§ **EXTRACTED INFORMATION**:
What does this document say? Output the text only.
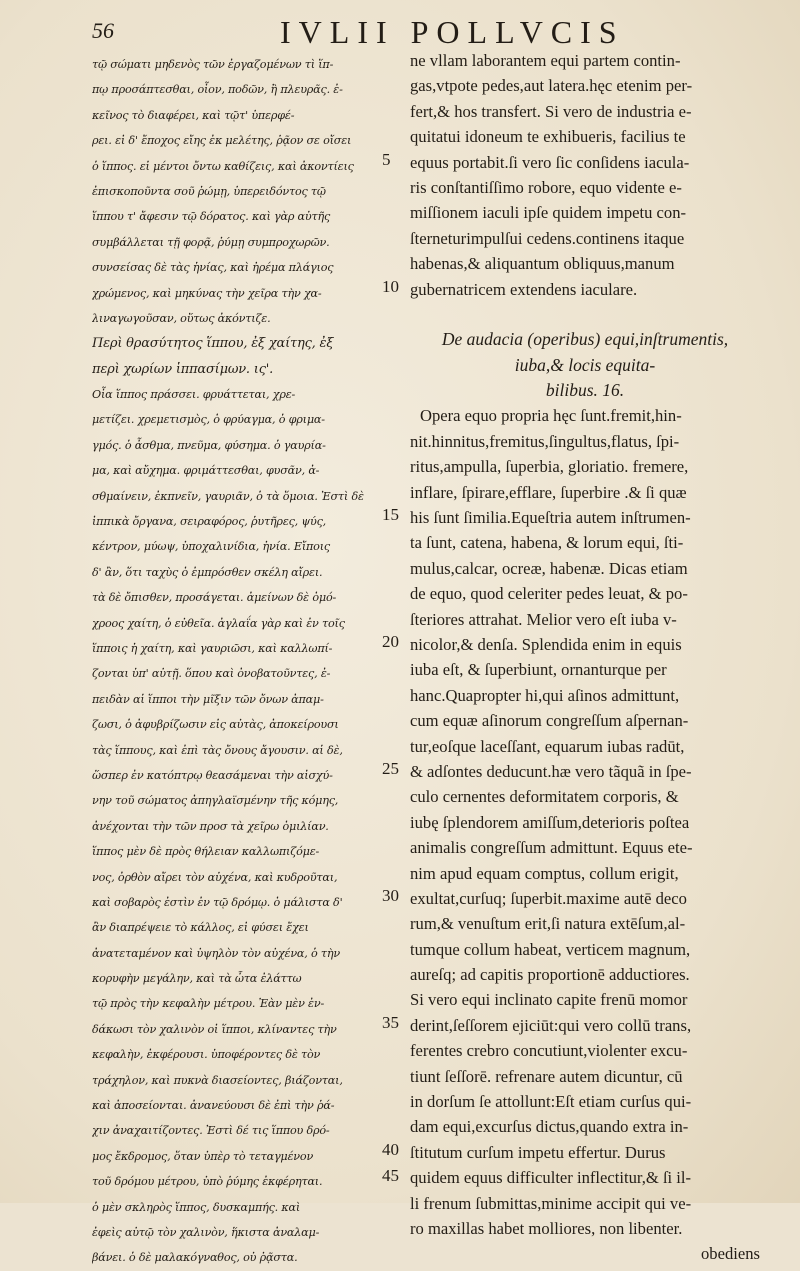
56	IVLII POLLVCIS
τῷ σώματι μηδενὸς τῶν ἐργαζομένων τὶ ἵπ-
πῳ προσάπτεσθαι, οἷον, ποδῶν, ἢ πλευρᾶς. ἐ-
κεῖνος τὸ διαφέρει, καὶ τῷτ' ὑπερφέ-
ρει. εἰ δ' ἔποχος εἴης ἐκ μελέτης, ῥᾷον σε οἴσει
ὁ ἵππος. εἰ μέντοι ὄντω καθίζεις, καὶ ἀκοντίεις
ἐπισκοποῦντα σοῦ ῥώμῃ, ὑπερειδόντος τῷ
ἵππου τ' ἄφεσιν τῷ δόρατος. καὶ γὰρ αὐτῆς
συμβάλλεται τῇ φορᾷ, ῥύμῃ συμπροχωρῶν.
συνσείσας δὲ τὰς ἡνίας, καὶ ἠρέμα πλάγιος
χρώμενος, καὶ μηκύνας τὴν χεῖρα τὴν χα-
λιναγωγοῦσαν, οὕτως ἀκόντιζε.
Περὶ θρασύτητος ἵππου, ἐξ χαίτης, ἐξ
περὶ χωρίων ἱππασίμων. ις'.
Οἶα ἵππος πράσσει. φρυάττεται, χρε-
μετίζει. χρεμετισμὸς, ὁ φρύαγμα, ὁ φριμα-
γμός. ὁ ἆσθμα, πνεῦμα, φύσημα. ὁ γαυρία-
μα, καὶ αὔχημα. φριμάττεσθαι, φυσᾶν, ἀ-
σθμαίνειν, ἐκπνεῖν, γαυριᾶν, ὁ τὰ ὅμοια. Ἐστὶ δὲ
ἱππικὰ ὄργανα, σειραφόρος, ῥυτῆρες, ψύς,
κέντρον, μύωψ, ὑποχαλινίδια, ἡνία. Εἴποις
δ' ἂν, ὅτι ταχὺς ὁ ἐμπρόσθεν σκέλη αἴρει.
τὰ δὲ ὄπισθεν, προσάγεται. ἀμείνων δὲ ὁμό-
χροος χαίτη, ὁ εὐθεῖα. ἀγλαΐα γὰρ καὶ ἐν τοῖς
ἵπποις ἡ χαίτη, καὶ γαυριῶσι, καὶ καλλωπί-
ζονται ὑπ' αὐτῇ. ὅπου καὶ ὀνοβατοῦντες, ἐ-
πειδὰν αἱ ἵπποι τὴν μῖξιν τῶν ὄνων ἀπαμ-
ζωσι, ὁ ἀφυβρίζωσιν εἰς αὐτὰς, ἀποκείρουσι
τὰς ἵππους, καὶ ἐπὶ τὰς ὄνους ἄγουσιν. αἱ δὲ,
ὥσπερ ἐν κατόπτρῳ θεασάμεναι τὴν αἰσχύ-
νην τοῦ σώματος ἀπηγλαϊσμένην τῆς κόμης,
ἀνέχονται τὴν τῶν προσ τὰ χεῖρω ὁμιλίαν.
ἵππος μὲν δὲ πρὸς θήλειαν καλλωπιζόμε-
νος, ὀρθὸν αἴρει τὸν αὐχένα, καὶ κυδροῦται,
καὶ σοβαρὸς ἐστὶν ἐν τῷ δρόμῳ. ὁ μάλιστα δ'
ἂν διαπρέψειε τὸ κάλλος, εἰ φύσει ἔχει
ἀνατεταμένον καὶ ὑψηλὸν τὸν αὐχένα, ὁ τὴν
κορυφὴν μεγάλην, καὶ τὰ ὦτα ἐλάττω
τῷ πρὸς τὴν κεφαλὴν μέτρου. Ἐὰν μὲν ἐν-
δάκωσι τὸν χαλινὸν οἱ ἵπποι, κλίναντες τὴν
κεφαλὴν, ἐκφέρουσι. ὑποφέροντες δὲ τὸν
τράχηλον, καὶ πυκνὰ διασείοντες, βιάζονται,
καὶ ἀποσείονται. ἀνανεύουσι δὲ ἐπὶ τὴν ῥά-
χιν ἀναχαιτίζοντες. Ἐστὶ δέ τις ἵππου δρό-
μος ἔκδρομος, ὅταν ὑπὲρ τὸ τεταγμένον
τοῦ δρόμου μέτρου, ὑπὸ ῥύμης ἐκφέρηται.
ὁ μὲν σκληρὸς ἵππος, δυσκαμπής. καὶ
ἐφεὶς αὐτῷ τὸν χαλινὸν, ἥκιστα ἀναλαμ-
βάνει. ὁ δὲ μαλακόγναθος, οὐ ῥᾷστα.
5
10
15
20
25
30
35
40
45
ne vllam laborantem equi partem contin-
gas,vtpote pedes,aut latera.hęc etenim per-
fert,& hos transfert. Si vero de industria e-
quitatui idoneum te exhibueris, facilius te
equus portabit.ſi vero ſic conſidens iacula-
ris conſtantiſſimo robore, equo vidente e-
miſſionem iaculi ipſe quidem impetu con-
ſterneturimpulſui cedens.continens itaque
habenas,& aliquantum obliquus,manum
gubernatricem extendens iaculare.
De audacia (operibus) equi,inſtrumentis,
iuba,& locis equita-
bilibus. 16.
Opera equo propria hęc ſunt.fremit,hin-
nit.hinnitus,fremitus,ſingultus,flatus, ſpi-
ritus,ampulla, ſuperbia, gloriatio. fremere,
inflare, ſpirare,efflare, ſuperbire .& ſi quæ
his ſunt ſimilia.Equeſtria autem inſtrumen-
ta ſunt, catena, habena, & lorum equi, ſti-
mulus,calcar, ocreæ, habenæ. Dicas etiam
de equo, quod celeriter pedes leuat, & po-
ſteriores attrahat. Melior vero eſt iuba v-
nicolor,& denſa. Splendida enim in equis
iuba eſt, & ſuperbiunt, ornanturque per
hanc.Quapropter hi,qui aſinos admittunt,
cum equæ aſinorum congreſſum aſpernan-
tur,eoſque laceſſant, equarum iubas radūt,
& adſontes deducunt.hæ vero tãquã in ſpe-
culo cernentes deformitatem corporis, &
iubę ſplendorem amiſſum,deterioris poſtea
animalis congreſſum admittunt. Equus ete-
nim apud equam comptus, collum erigit,
exultat,curſuq; ſuperbit.maxime autē deco
rum,& venuſtum erit,ſi natura extēſum,al-
tumque collum habeat, verticem magnum,
aureſq; ad capitis proportionē adductiores.
Si vero equi inclinato capite frenū momor
derint,ſeſſorem ejiciūt:qui vero collū trans,
ferentes crebro concutiunt,violenter excu-
tiunt ſeſſorē. refrenare autem dicuntur, cū
in dorſum ſe attollunt:Eſt etiam curſus qui-
dam equi,excurſus dictus,quando extra in-
ſtitutum curſum impetu effertur. Durus
quidem equus difficulter inflectitur,& ſi il-
li frenum ſubmittas,minime accipit qui ve-
ro maxillas habet molliores, non libenter.
obediens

§ **DIRECTION**: Which lines hold the word "ſunt"? Return all of them from the records above.

§ **ANSWER FOR THIS EXERCISE**:
Opera equo propria hęc ſunt.fremit,hin-
his ſunt ſimilia.Equeſtria autem inſtrumen-
ta ſunt, catena, habena, & lorum equi, ſti-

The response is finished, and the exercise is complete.